Find and copy each line of the records where the string "screenshot" shows up.

=== Dataset records ===

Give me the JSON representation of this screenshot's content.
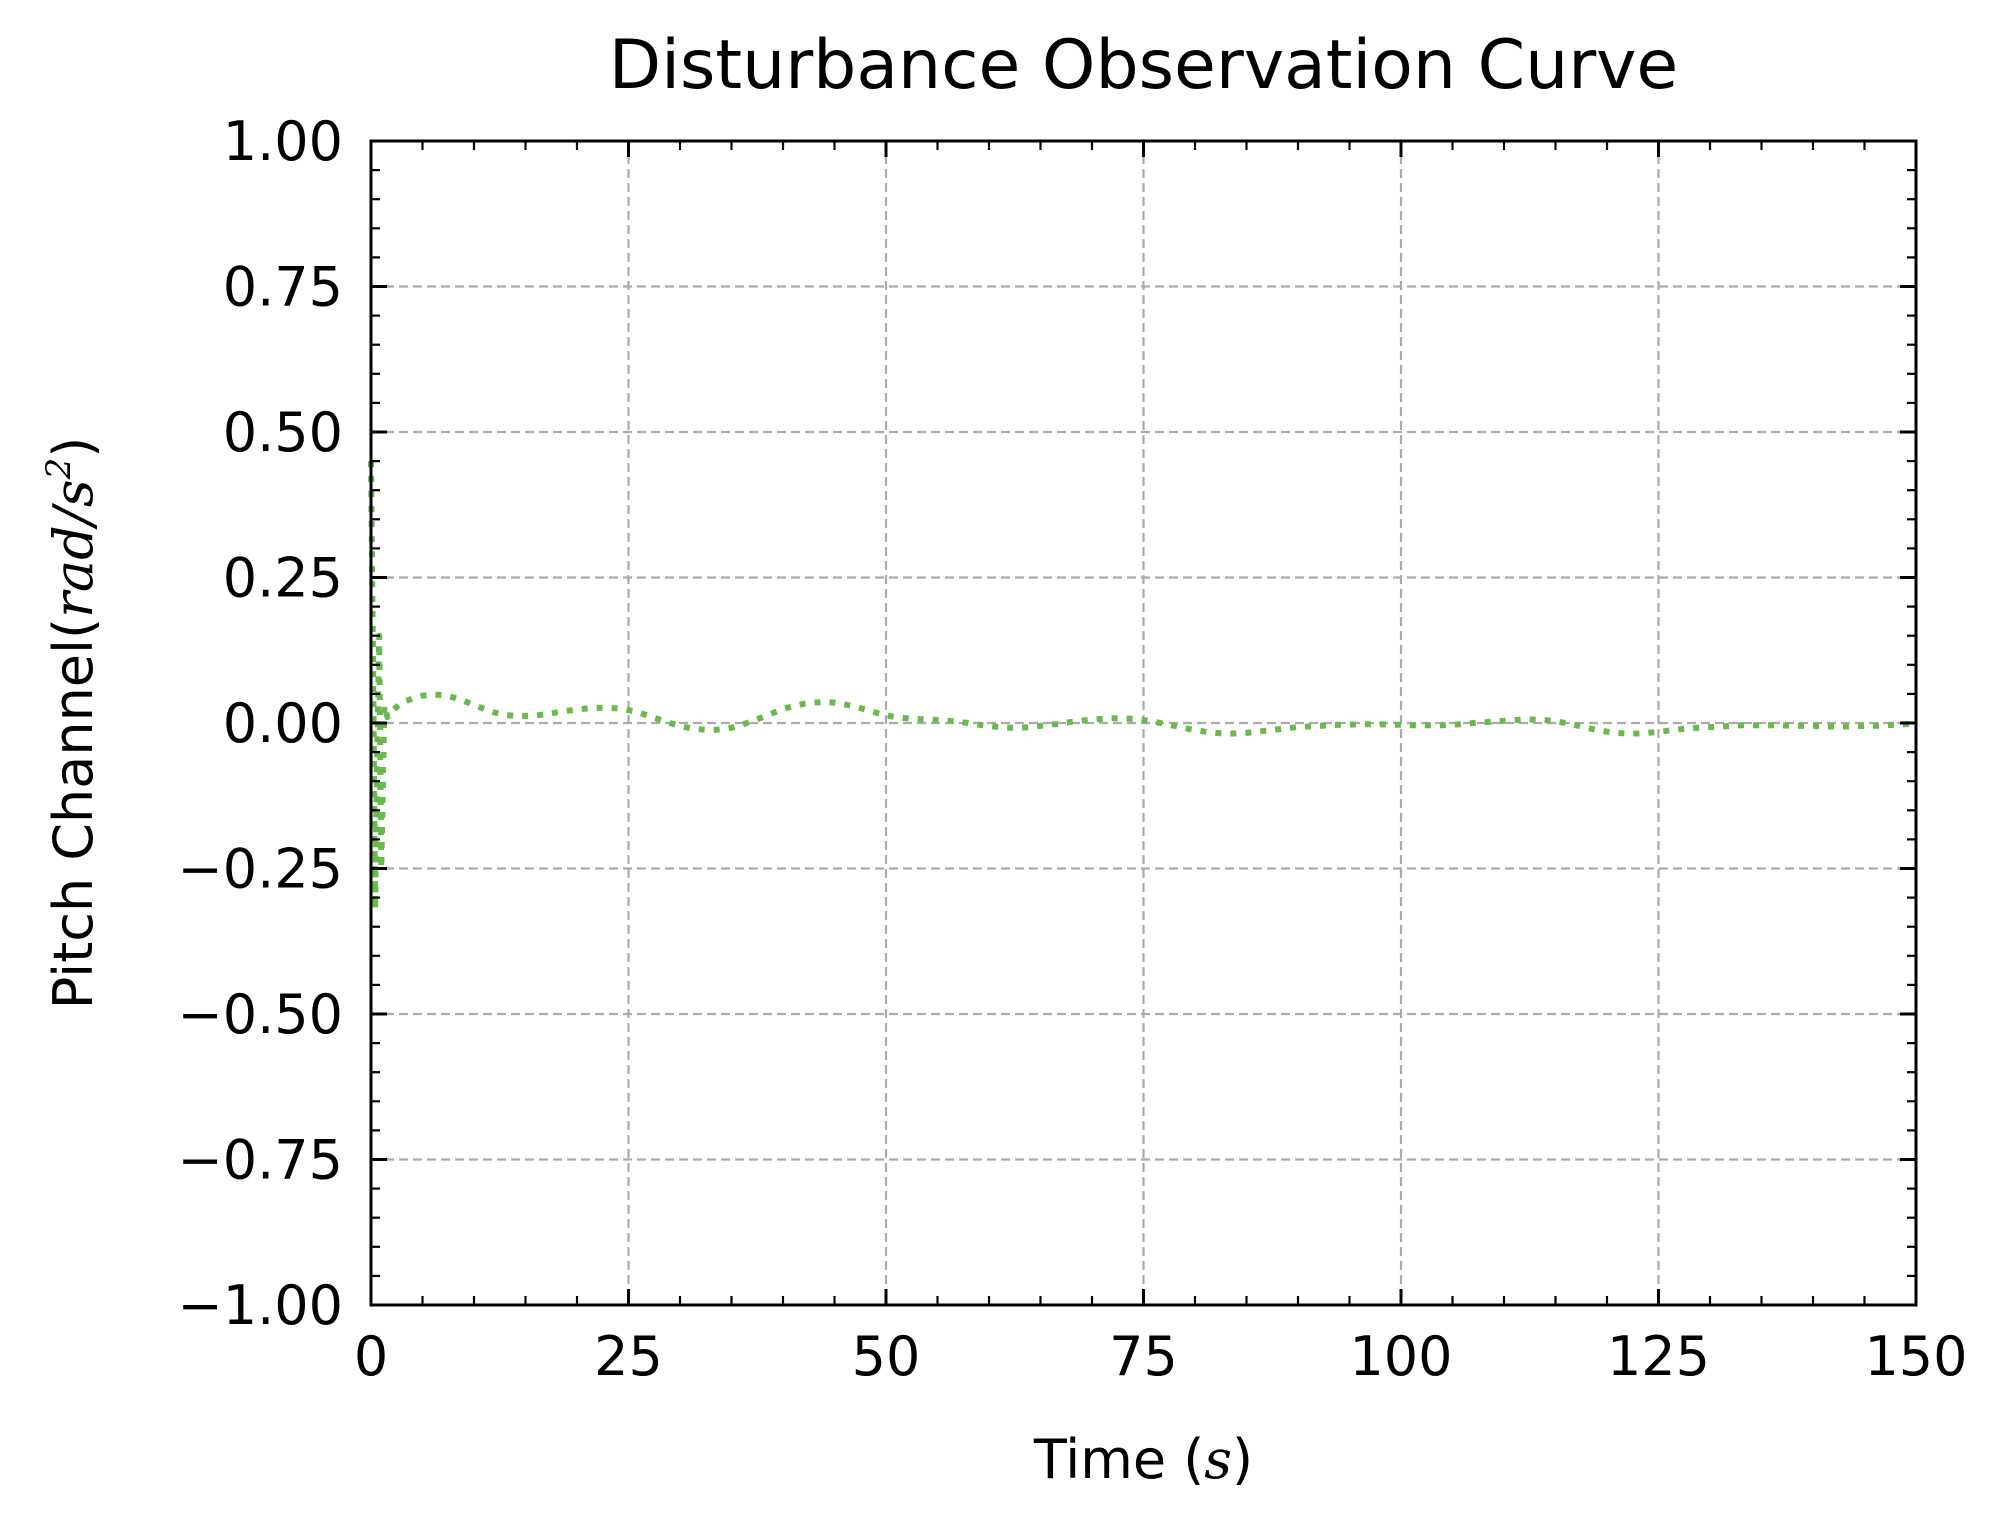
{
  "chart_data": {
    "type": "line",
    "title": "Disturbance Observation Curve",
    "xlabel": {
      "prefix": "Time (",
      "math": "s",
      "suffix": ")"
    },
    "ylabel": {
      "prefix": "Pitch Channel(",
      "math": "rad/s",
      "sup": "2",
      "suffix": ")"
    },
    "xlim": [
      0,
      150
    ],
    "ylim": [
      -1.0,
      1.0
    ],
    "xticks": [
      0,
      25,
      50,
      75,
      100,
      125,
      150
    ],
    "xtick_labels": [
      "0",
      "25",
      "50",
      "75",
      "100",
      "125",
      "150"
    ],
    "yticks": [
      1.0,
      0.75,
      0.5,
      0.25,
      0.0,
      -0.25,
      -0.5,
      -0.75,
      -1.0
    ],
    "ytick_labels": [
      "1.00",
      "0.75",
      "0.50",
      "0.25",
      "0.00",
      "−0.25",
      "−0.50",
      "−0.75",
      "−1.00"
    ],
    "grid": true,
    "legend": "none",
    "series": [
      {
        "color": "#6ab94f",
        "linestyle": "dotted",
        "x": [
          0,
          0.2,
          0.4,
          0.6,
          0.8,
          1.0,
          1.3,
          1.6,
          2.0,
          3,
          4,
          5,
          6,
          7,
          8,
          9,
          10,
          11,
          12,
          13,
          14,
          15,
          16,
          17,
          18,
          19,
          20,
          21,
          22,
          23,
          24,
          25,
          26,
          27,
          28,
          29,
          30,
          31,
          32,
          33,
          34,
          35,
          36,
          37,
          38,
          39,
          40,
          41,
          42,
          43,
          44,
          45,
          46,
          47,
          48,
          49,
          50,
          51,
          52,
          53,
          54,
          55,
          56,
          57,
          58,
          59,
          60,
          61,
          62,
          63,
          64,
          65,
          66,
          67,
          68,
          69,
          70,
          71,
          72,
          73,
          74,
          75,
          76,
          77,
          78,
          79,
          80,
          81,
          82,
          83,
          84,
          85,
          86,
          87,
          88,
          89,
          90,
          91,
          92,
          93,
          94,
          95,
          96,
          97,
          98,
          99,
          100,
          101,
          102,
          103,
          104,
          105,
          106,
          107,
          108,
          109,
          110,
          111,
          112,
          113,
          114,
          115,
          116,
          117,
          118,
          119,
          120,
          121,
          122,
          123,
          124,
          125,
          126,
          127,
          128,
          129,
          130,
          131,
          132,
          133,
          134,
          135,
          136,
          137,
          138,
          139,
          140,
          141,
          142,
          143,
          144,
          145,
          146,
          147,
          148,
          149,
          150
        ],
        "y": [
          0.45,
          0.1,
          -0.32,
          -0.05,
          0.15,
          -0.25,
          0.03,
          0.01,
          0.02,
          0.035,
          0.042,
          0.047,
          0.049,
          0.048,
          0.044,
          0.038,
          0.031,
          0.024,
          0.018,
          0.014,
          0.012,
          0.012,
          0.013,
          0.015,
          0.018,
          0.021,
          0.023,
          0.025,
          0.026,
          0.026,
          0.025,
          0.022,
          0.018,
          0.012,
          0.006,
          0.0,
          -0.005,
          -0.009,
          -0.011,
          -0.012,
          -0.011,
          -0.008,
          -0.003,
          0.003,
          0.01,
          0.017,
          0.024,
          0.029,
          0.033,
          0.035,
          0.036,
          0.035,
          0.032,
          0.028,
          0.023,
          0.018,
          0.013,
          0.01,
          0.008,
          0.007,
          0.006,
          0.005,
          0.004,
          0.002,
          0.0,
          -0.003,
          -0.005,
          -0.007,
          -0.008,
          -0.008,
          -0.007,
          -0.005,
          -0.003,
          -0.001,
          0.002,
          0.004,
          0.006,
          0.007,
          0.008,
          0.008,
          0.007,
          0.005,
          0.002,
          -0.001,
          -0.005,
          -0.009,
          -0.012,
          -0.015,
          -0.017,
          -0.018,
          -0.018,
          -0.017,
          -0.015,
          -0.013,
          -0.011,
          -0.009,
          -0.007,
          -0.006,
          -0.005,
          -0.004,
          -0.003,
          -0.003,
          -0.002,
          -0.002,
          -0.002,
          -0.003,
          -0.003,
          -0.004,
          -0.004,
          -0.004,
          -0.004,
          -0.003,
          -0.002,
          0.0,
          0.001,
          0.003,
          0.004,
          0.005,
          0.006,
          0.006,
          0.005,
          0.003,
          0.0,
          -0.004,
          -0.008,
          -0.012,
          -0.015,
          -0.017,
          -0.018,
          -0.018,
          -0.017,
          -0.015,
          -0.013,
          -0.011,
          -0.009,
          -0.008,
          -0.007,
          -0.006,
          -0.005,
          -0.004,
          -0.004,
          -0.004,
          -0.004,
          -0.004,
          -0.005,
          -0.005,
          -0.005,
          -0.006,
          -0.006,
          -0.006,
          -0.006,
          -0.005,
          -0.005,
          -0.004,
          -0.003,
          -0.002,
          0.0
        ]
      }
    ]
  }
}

===
=== Dataset records ===

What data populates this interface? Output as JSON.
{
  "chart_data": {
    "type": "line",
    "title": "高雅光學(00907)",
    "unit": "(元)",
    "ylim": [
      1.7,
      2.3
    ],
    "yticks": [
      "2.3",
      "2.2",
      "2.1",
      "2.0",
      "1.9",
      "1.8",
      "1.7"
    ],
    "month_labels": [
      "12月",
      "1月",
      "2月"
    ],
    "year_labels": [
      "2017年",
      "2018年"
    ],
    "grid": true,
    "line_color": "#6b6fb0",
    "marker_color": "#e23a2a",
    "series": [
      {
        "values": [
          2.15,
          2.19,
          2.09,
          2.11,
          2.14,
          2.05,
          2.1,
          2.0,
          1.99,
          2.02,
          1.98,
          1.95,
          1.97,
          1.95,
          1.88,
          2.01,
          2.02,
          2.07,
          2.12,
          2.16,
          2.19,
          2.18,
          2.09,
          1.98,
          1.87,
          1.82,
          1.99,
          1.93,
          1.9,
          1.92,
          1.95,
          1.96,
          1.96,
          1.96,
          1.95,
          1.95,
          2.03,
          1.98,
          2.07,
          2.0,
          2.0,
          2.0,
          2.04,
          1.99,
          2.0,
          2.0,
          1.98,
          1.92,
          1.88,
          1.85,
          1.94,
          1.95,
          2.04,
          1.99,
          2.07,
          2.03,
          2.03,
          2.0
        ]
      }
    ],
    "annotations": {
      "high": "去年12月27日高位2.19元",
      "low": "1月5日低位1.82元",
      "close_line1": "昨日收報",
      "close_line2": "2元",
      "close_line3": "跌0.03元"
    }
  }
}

===
=== Dataset records ===

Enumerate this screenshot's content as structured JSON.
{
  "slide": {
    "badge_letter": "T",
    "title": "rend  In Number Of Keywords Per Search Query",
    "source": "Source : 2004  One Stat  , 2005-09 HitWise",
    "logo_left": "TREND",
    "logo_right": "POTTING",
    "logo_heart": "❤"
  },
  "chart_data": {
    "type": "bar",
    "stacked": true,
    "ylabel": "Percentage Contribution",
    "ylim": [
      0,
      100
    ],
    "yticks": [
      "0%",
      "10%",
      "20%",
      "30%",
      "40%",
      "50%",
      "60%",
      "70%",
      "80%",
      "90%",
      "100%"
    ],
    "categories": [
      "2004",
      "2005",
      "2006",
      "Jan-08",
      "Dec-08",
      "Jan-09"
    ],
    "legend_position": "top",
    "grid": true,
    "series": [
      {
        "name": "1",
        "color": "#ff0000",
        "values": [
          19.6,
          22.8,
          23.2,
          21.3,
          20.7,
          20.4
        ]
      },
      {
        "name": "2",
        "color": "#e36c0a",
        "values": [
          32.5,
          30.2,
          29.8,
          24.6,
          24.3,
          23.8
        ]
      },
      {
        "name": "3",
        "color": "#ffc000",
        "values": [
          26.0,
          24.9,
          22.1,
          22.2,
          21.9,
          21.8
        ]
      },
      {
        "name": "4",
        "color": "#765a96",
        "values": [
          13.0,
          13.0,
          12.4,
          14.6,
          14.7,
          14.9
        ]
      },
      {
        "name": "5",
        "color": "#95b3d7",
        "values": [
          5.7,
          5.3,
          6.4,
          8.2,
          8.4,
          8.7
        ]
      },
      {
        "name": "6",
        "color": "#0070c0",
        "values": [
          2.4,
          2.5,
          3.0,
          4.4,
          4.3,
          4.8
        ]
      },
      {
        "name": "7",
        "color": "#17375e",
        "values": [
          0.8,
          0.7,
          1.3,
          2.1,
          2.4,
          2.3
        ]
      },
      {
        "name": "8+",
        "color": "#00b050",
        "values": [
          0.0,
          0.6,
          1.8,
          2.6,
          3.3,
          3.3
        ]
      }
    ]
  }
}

===

• _The response_:
Give me the JSON representation of this screenshot's content.
Enumerate this screenshot's content as structured JSON.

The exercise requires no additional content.